*Task prompt*:
Go through the listing and return every line with "mobile" in it.

*Exercise material*:

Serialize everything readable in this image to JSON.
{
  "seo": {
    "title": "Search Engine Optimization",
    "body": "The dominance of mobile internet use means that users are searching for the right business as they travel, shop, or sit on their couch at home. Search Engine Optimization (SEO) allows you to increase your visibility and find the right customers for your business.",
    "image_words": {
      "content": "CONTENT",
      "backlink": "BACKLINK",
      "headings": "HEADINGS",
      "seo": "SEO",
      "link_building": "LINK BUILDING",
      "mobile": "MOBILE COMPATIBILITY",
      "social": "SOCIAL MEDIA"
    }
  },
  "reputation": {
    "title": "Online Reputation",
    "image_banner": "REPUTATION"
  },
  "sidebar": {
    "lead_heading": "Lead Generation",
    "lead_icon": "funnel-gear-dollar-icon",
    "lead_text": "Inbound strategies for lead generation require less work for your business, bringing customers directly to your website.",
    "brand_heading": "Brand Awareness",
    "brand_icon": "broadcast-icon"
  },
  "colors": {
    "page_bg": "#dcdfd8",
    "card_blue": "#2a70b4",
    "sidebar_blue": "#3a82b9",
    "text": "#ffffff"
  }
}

*Expected answer*:
    "body": "The dominance of mobile internet use means that users are searching for the right business as they travel, shop, or sit on their couch at home. Search Engine Optimization (SEO) allows you to increase your visibility and find the right customers for your business.",
      "mobile": "MOBILE COMPATIBILITY",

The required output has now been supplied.